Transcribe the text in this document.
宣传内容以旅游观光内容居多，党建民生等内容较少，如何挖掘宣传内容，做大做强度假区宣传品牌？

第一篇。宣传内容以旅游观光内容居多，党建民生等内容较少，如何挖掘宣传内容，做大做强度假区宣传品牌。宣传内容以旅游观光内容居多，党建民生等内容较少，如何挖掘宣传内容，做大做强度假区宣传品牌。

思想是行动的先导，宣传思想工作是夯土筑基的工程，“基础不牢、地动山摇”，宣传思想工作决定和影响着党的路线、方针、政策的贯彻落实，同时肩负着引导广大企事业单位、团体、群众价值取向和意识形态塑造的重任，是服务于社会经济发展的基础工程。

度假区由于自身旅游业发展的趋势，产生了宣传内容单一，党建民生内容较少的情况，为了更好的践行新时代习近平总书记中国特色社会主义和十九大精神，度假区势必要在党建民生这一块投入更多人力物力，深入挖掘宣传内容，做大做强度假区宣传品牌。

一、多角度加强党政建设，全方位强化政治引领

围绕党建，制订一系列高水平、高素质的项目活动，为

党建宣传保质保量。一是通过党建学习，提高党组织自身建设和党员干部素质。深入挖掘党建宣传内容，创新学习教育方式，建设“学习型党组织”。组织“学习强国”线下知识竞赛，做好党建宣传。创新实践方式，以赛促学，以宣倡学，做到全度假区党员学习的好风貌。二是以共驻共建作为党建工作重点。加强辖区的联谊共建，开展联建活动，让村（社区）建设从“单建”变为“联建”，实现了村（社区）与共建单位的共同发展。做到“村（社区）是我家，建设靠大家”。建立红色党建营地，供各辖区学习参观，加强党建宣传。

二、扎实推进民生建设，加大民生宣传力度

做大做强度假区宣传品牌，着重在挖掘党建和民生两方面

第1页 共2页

* * *

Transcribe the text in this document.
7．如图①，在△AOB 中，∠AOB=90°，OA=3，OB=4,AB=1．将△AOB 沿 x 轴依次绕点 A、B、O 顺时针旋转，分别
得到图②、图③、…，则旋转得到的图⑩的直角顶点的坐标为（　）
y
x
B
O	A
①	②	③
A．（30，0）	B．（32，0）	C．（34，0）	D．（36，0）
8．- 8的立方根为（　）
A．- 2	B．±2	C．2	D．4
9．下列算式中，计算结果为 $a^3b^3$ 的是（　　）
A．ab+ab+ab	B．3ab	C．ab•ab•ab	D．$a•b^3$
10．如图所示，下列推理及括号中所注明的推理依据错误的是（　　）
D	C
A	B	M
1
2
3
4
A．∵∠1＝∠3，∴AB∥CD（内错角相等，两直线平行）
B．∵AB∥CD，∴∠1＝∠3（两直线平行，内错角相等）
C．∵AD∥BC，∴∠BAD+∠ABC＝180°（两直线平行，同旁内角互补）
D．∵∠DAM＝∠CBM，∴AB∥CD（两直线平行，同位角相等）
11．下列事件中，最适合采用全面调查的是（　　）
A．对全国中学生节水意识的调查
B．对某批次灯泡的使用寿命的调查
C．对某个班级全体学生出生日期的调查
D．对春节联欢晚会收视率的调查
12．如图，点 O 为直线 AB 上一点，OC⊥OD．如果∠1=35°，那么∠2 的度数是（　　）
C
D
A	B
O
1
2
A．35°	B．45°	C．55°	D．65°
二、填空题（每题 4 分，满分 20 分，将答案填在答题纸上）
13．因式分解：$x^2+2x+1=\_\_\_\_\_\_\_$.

--

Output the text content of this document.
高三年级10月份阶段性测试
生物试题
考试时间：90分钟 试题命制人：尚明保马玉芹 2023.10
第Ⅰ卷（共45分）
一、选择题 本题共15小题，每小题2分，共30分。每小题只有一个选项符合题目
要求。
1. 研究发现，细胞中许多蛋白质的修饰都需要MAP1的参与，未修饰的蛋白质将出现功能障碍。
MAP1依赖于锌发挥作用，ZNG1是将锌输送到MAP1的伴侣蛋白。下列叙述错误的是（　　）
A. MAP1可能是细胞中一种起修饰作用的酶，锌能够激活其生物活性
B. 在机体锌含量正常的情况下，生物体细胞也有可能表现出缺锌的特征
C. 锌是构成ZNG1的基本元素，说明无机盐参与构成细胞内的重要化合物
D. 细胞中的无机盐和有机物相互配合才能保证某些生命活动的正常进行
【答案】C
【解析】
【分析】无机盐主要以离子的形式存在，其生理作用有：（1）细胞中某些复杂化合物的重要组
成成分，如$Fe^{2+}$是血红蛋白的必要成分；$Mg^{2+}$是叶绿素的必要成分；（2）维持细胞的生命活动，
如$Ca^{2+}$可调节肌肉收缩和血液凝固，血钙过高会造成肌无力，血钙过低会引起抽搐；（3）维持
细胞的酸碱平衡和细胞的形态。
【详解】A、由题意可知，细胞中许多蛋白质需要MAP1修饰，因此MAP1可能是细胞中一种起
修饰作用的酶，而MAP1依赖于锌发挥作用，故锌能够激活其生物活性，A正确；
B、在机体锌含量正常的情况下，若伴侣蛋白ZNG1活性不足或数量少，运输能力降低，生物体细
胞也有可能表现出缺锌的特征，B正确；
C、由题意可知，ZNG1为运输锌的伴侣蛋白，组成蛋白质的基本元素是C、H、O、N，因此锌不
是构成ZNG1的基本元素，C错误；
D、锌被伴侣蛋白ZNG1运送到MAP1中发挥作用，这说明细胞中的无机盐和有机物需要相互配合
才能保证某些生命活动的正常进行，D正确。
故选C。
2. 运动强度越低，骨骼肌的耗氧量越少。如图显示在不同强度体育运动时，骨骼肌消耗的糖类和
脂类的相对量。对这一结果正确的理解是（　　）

=== Set task ===
Filter the entries above down to the lines containing the word "内错角相等".

=== Solution to the exercise ===
A．∵∠1＝∠3，∴AB∥CD（内错角相等，两直线平行）
B．∵AB∥CD，∴∠1＝∠3（两直线平行，内错角相等）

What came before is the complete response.